MATERIAL PROVIDED:
= = =

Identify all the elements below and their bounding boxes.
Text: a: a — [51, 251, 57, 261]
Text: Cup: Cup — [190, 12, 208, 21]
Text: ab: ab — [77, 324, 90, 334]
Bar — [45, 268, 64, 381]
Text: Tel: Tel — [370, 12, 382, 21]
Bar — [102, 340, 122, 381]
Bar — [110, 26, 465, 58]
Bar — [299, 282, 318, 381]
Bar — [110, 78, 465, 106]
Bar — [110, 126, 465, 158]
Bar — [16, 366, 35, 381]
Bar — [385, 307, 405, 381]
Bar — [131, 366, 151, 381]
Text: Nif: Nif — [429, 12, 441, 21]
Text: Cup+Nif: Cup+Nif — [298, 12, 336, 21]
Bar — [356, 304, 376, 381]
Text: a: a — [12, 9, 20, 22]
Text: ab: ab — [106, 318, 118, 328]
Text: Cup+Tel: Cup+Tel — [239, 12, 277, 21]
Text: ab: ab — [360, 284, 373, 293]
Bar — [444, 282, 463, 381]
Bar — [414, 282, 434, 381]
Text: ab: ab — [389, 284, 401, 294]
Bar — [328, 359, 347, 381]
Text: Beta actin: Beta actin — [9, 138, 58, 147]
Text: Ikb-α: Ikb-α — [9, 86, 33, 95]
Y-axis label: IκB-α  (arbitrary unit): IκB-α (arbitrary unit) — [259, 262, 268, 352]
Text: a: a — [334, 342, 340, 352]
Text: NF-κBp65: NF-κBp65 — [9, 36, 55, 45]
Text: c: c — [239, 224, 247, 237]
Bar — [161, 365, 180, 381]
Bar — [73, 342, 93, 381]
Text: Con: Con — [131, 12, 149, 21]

= = =

TO BE DONE: Count the lines in the material above that contain the string "below", and reply with only the number.

EXERCISE RESULT: 1